Read through the data and report every line in which the word "name" occurs.

Structured figure records:

○ ○ ○ ○

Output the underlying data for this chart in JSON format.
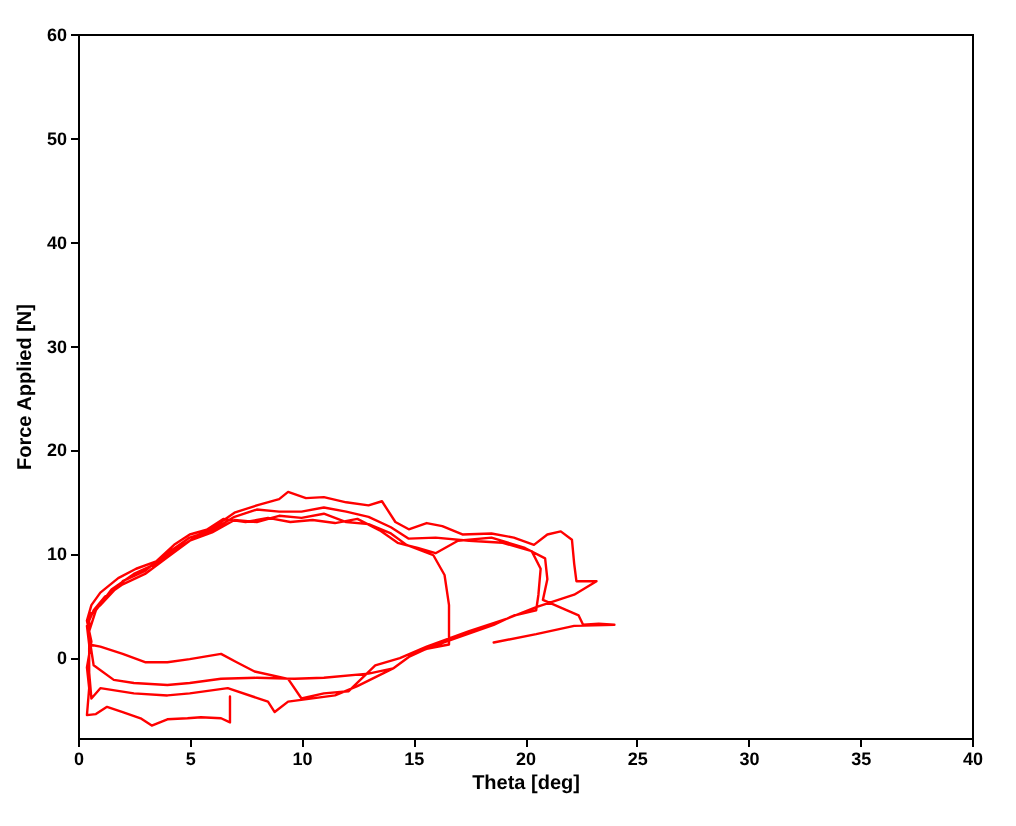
{
  "chart_data": {
    "type": "line",
    "xlabel": "Theta [deg]",
    "ylabel": "Force Applied [N]",
    "xlim": [
      0,
      40
    ],
    "ylim": [
      -7.8,
      60
    ],
    "xticks": [
      0,
      5,
      10,
      15,
      20,
      25,
      30,
      35,
      40
    ],
    "yticks": [
      0,
      10,
      20,
      30,
      40,
      50,
      60
    ],
    "grid": false,
    "marker": "none",
    "line_style": "solid",
    "series": [
      {
        "color": "#ff0000",
        "x": [
          6.8,
          6.8,
          6.4,
          5.5,
          4.9,
          4.0,
          3.3,
          2.8,
          2.0,
          1.3,
          0.8,
          0.4,
          0.5,
          0.4,
          0.6,
          0.4,
          0.6,
          1.0,
          1.8,
          2.6,
          3.5,
          4.3,
          5.0,
          6.0,
          7.0,
          8.0,
          9.0,
          9.4,
          10.2,
          11.0,
          12.0,
          13.0,
          13.6,
          14.2,
          14.8,
          15.6,
          16.3,
          17.2,
          18.5,
          19.5,
          20.4,
          21.0,
          21.6,
          22.1,
          22.2,
          22.3,
          23.2,
          22.2,
          20.5,
          19.2,
          17.5,
          15.6,
          14.4,
          13.3,
          12.1,
          11.0,
          10.0,
          9.4,
          7.9,
          7.1,
          6.4,
          5.0,
          4.0,
          3.0,
          2.0,
          1.0,
          0.5,
          0.4,
          0.7,
          1.2,
          2.0,
          3.0,
          4.0,
          5.0,
          6.0,
          7.0,
          8.0,
          9.0,
          10.0,
          11.0,
          12.0,
          13.0,
          14.0,
          14.7,
          15.9,
          16.4,
          16.6,
          16.6,
          16.6,
          15.6,
          14.8,
          14.1,
          13.0,
          11.0,
          9.7,
          8.0,
          6.4,
          5.0,
          4.0,
          2.5,
          1.6,
          0.7,
          0.5,
          0.5,
          1.0,
          2.0,
          3.0,
          4.0,
          5.0,
          6.0,
          7.0,
          8.0,
          9.0,
          10.0,
          11.0,
          12.0,
          13.0,
          14.0,
          14.8,
          16.0,
          17.5,
          19.0,
          20.3,
          20.7,
          20.6,
          20.5,
          19.5,
          18.6,
          16.5,
          15.0,
          14.1,
          12.5,
          11.5,
          9.4,
          8.8,
          8.5,
          6.7,
          5.0,
          4.0,
          2.5,
          1.0,
          0.6,
          0.5,
          0.5,
          0.8,
          1.5,
          2.5,
          3.5,
          4.5,
          5.5,
          6.5,
          7.5,
          8.5,
          9.5,
          10.5,
          11.5,
          12.5,
          13.5,
          14.3,
          15.2,
          16.0,
          17.0,
          18.5,
          20.0,
          20.9,
          21.0,
          20.8,
          22.4,
          22.6,
          23.3,
          24.0,
          22.2,
          20.5,
          18.6
        ],
        "values": [
          -3.8,
          -6.3,
          -5.9,
          -5.8,
          -5.9,
          -6.0,
          -6.6,
          -5.9,
          -5.3,
          -4.8,
          -5.5,
          -5.6,
          -3.0,
          -1.0,
          1.5,
          3.5,
          5.0,
          6.2,
          7.6,
          8.5,
          9.2,
          10.8,
          11.8,
          12.4,
          13.9,
          14.6,
          15.2,
          15.9,
          15.3,
          15.4,
          14.9,
          14.6,
          15.0,
          13.0,
          12.3,
          12.9,
          12.6,
          11.8,
          11.9,
          11.5,
          10.8,
          11.8,
          12.1,
          11.3,
          9.0,
          7.3,
          7.3,
          6.0,
          4.8,
          3.7,
          2.5,
          1.0,
          -0.1,
          -0.8,
          -3.3,
          -3.5,
          -4.0,
          -2.1,
          -1.4,
          -0.5,
          0.3,
          -0.2,
          -0.5,
          -0.5,
          0.3,
          1.0,
          1.2,
          3.0,
          4.5,
          5.8,
          7.0,
          8.0,
          9.6,
          11.2,
          12.0,
          13.2,
          13.0,
          13.6,
          13.4,
          13.8,
          13.0,
          12.8,
          11.9,
          10.8,
          9.8,
          7.9,
          5.0,
          2.0,
          1.2,
          0.8,
          0.0,
          -1.1,
          -1.6,
          -2.0,
          -2.1,
          -2.0,
          -2.1,
          -2.5,
          -2.7,
          -2.5,
          -2.2,
          -0.8,
          2.0,
          4.0,
          5.0,
          7.3,
          8.3,
          10.0,
          11.5,
          12.2,
          13.5,
          14.2,
          14.0,
          14.0,
          14.4,
          14.0,
          13.5,
          12.5,
          11.4,
          11.5,
          11.2,
          11.0,
          10.2,
          8.5,
          6.0,
          4.5,
          4.0,
          3.1,
          1.5,
          0.3,
          -1.1,
          -2.8,
          -3.7,
          -4.3,
          -5.3,
          -4.3,
          -3.0,
          -3.5,
          -3.7,
          -3.5,
          -3.0,
          -4.0,
          -1.5,
          2.5,
          4.5,
          6.5,
          8.0,
          9.0,
          10.5,
          11.9,
          13.3,
          13.0,
          13.4,
          13.0,
          13.2,
          12.9,
          13.3,
          12.2,
          11.0,
          10.5,
          10.0,
          11.2,
          11.5,
          10.5,
          9.5,
          7.5,
          5.5,
          4.0,
          3.1,
          3.2,
          3.1,
          3.0,
          2.2,
          1.4
        ]
      }
    ]
  }
}
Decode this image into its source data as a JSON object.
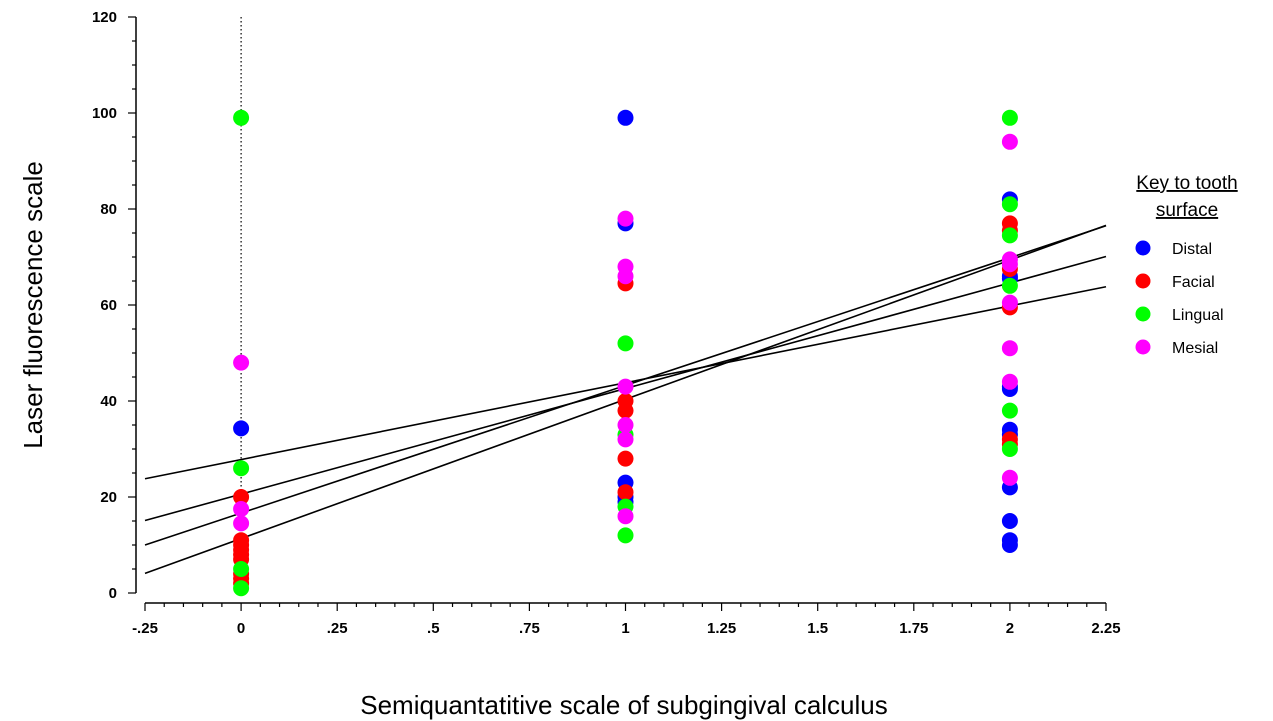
{
  "chart_data": {
    "type": "scatter",
    "xlabel": "Semiquantatitive scale of subgingival calculus",
    "ylabel": "Laser fluorescence scale",
    "xlim": [
      -0.25,
      2.25
    ],
    "ylim": [
      0,
      120
    ],
    "x_ticks": [
      {
        "value": -0.25,
        "label": "-.25"
      },
      {
        "value": 0,
        "label": "0"
      },
      {
        "value": 0.25,
        "label": ".25"
      },
      {
        "value": 0.5,
        "label": ".5"
      },
      {
        "value": 0.75,
        "label": ".75"
      },
      {
        "value": 1,
        "label": "1"
      },
      {
        "value": 1.25,
        "label": "1.25"
      },
      {
        "value": 1.5,
        "label": "1.5"
      },
      {
        "value": 1.75,
        "label": "1.75"
      },
      {
        "value": 2,
        "label": "2"
      },
      {
        "value": 2.25,
        "label": "2.25"
      }
    ],
    "y_ticks": [
      {
        "value": 0,
        "label": "0"
      },
      {
        "value": 20,
        "label": "20"
      },
      {
        "value": 40,
        "label": "40"
      },
      {
        "value": 60,
        "label": "60"
      },
      {
        "value": 80,
        "label": "80"
      },
      {
        "value": 100,
        "label": "100"
      },
      {
        "value": 120,
        "label": "120"
      }
    ],
    "grid": false,
    "reference_line_x": 0,
    "legend": {
      "title_line1": "Key to tooth",
      "title_line2": "surface",
      "position": "right"
    },
    "series": [
      {
        "name": "Distal",
        "color": "#0000ff",
        "points": [
          [
            0,
            34.3
          ],
          [
            1,
            99
          ],
          [
            1,
            77
          ],
          [
            1,
            23
          ],
          [
            1,
            20
          ],
          [
            1,
            19
          ],
          [
            2,
            82
          ],
          [
            2,
            66
          ],
          [
            2,
            65.5
          ],
          [
            2,
            43
          ],
          [
            2,
            42.5
          ],
          [
            2,
            34
          ],
          [
            2,
            33
          ],
          [
            2,
            22
          ],
          [
            2,
            15
          ],
          [
            2,
            11
          ],
          [
            2,
            10
          ]
        ]
      },
      {
        "name": "Facial",
        "color": "#ff0000",
        "points": [
          [
            0,
            20
          ],
          [
            0,
            11
          ],
          [
            0,
            10
          ],
          [
            0,
            9
          ],
          [
            0,
            8
          ],
          [
            0,
            7
          ],
          [
            0,
            4
          ],
          [
            0,
            3
          ],
          [
            0,
            2
          ],
          [
            1,
            64.5
          ],
          [
            1,
            40
          ],
          [
            1,
            38
          ],
          [
            1,
            28
          ],
          [
            1,
            21
          ],
          [
            2,
            77
          ],
          [
            2,
            75.5
          ],
          [
            2,
            67.5
          ],
          [
            2,
            59.5
          ],
          [
            2,
            32
          ],
          [
            2,
            31
          ]
        ]
      },
      {
        "name": "Lingual",
        "color": "#00ff00",
        "points": [
          [
            0,
            99
          ],
          [
            0,
            26
          ],
          [
            0,
            5
          ],
          [
            0,
            1
          ],
          [
            1,
            52
          ],
          [
            1,
            33
          ],
          [
            1,
            18
          ],
          [
            1,
            12
          ],
          [
            2,
            99
          ],
          [
            2,
            81
          ],
          [
            2,
            74.5
          ],
          [
            2,
            64
          ],
          [
            2,
            38
          ],
          [
            2,
            30
          ]
        ]
      },
      {
        "name": "Mesial",
        "color": "#ff00ff",
        "points": [
          [
            0,
            48
          ],
          [
            0,
            17.5
          ],
          [
            0,
            14.5
          ],
          [
            1,
            78
          ],
          [
            1,
            68
          ],
          [
            1,
            66
          ],
          [
            1,
            43
          ],
          [
            1,
            35
          ],
          [
            1,
            32
          ],
          [
            1,
            16
          ],
          [
            2,
            94
          ],
          [
            2,
            69.5
          ],
          [
            2,
            68.5
          ],
          [
            2,
            60.5
          ],
          [
            2,
            51
          ],
          [
            2,
            44
          ],
          [
            2,
            24
          ]
        ]
      }
    ],
    "regression_lines": [
      {
        "x": [
          -0.25,
          2.25
        ],
        "y": [
          23.8,
          63.8
        ]
      },
      {
        "x": [
          -0.25,
          2.25
        ],
        "y": [
          15.1,
          70.1
        ]
      },
      {
        "x": [
          -0.25,
          2.25
        ],
        "y": [
          10.0,
          76.5
        ]
      },
      {
        "x": [
          -0.25,
          2.25
        ],
        "y": [
          4.1,
          76.6
        ]
      }
    ]
  }
}
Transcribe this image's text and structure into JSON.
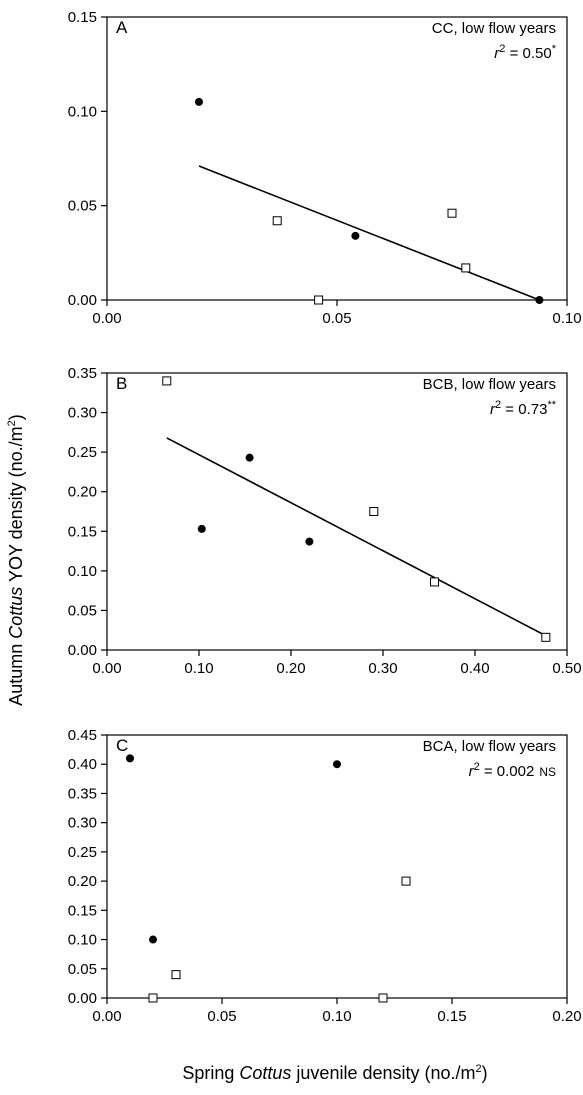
{
  "ylabel": {
    "pre": "Autumn ",
    "italic": "Cottus",
    "post": " YOY density (no./m",
    "sup": "2",
    "end": ")"
  },
  "xlabel": {
    "pre": "Spring ",
    "italic": "Cottus",
    "post": " juvenile density (no./m",
    "sup": "2",
    "end": ")"
  },
  "chart_data": [
    {
      "type": "scatter",
      "panel": "A",
      "site": "CC, low flow years",
      "r2": {
        "prefix": "r",
        "sup": "2",
        "value": " = 0.50",
        "sig": "*"
      },
      "xlim": [
        0,
        0.1
      ],
      "ylim": [
        0,
        0.15
      ],
      "xticks": [
        0.0,
        0.05,
        0.1
      ],
      "xtick_labels": [
        "0.00",
        "0.05",
        "0.10"
      ],
      "yticks": [
        0.0,
        0.05,
        0.1,
        0.15
      ],
      "ytick_labels": [
        "0.00",
        "0.05",
        "0.10",
        "0.15"
      ],
      "filled_points": [
        [
          0.02,
          0.105
        ],
        [
          0.054,
          0.034
        ],
        [
          0.094,
          0.0
        ]
      ],
      "open_points": [
        [
          0.037,
          0.042
        ],
        [
          0.046,
          0.0
        ],
        [
          0.075,
          0.046
        ],
        [
          0.078,
          0.017
        ]
      ],
      "regression": [
        [
          0.02,
          0.071
        ],
        [
          0.094,
          0.0
        ]
      ]
    },
    {
      "type": "scatter",
      "panel": "B",
      "site": "BCB, low flow years",
      "r2": {
        "prefix": "r",
        "sup": "2",
        "value": " = 0.73",
        "sig": "**"
      },
      "xlim": [
        0,
        0.5
      ],
      "ylim": [
        0,
        0.35
      ],
      "xticks": [
        0.0,
        0.1,
        0.2,
        0.3,
        0.4,
        0.5
      ],
      "xtick_labels": [
        "0.00",
        "0.10",
        "0.20",
        "0.30",
        "0.40",
        "0.50"
      ],
      "yticks": [
        0.0,
        0.05,
        0.1,
        0.15,
        0.2,
        0.25,
        0.3,
        0.35
      ],
      "ytick_labels": [
        "0.00",
        "0.05",
        "0.10",
        "0.15",
        "0.20",
        "0.25",
        "0.30",
        "0.35"
      ],
      "filled_points": [
        [
          0.103,
          0.153
        ],
        [
          0.155,
          0.243
        ],
        [
          0.22,
          0.137
        ]
      ],
      "open_points": [
        [
          0.065,
          0.34
        ],
        [
          0.29,
          0.175
        ],
        [
          0.356,
          0.086
        ],
        [
          0.477,
          0.016
        ]
      ],
      "regression": [
        [
          0.065,
          0.268
        ],
        [
          0.477,
          0.018
        ]
      ]
    },
    {
      "type": "scatter",
      "panel": "C",
      "site": "BCA, low flow years",
      "r2": {
        "prefix": "r",
        "sup": "2",
        "value": " = 0.002",
        "sig": "NS"
      },
      "xlim": [
        0,
        0.2
      ],
      "ylim": [
        0,
        0.45
      ],
      "xticks": [
        0.0,
        0.05,
        0.1,
        0.15,
        0.2
      ],
      "xtick_labels": [
        "0.00",
        "0.05",
        "0.10",
        "0.15",
        "0.20"
      ],
      "yticks": [
        0.0,
        0.05,
        0.1,
        0.15,
        0.2,
        0.25,
        0.3,
        0.35,
        0.4,
        0.45
      ],
      "ytick_labels": [
        "0.00",
        "0.05",
        "0.10",
        "0.15",
        "0.20",
        "0.25",
        "0.30",
        "0.35",
        "0.40",
        "0.45"
      ],
      "filled_points": [
        [
          0.01,
          0.41
        ],
        [
          0.02,
          0.1
        ],
        [
          0.1,
          0.4
        ]
      ],
      "open_points": [
        [
          0.02,
          0.0
        ],
        [
          0.03,
          0.04
        ],
        [
          0.12,
          0.0
        ],
        [
          0.13,
          0.2
        ]
      ],
      "regression": []
    }
  ]
}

○ ○ ○ ○

CORRECT OUTPUT ::
        "name": "Distal",
        "name": "Facial",
        "name": "Lingual",
        "name": "Mesial",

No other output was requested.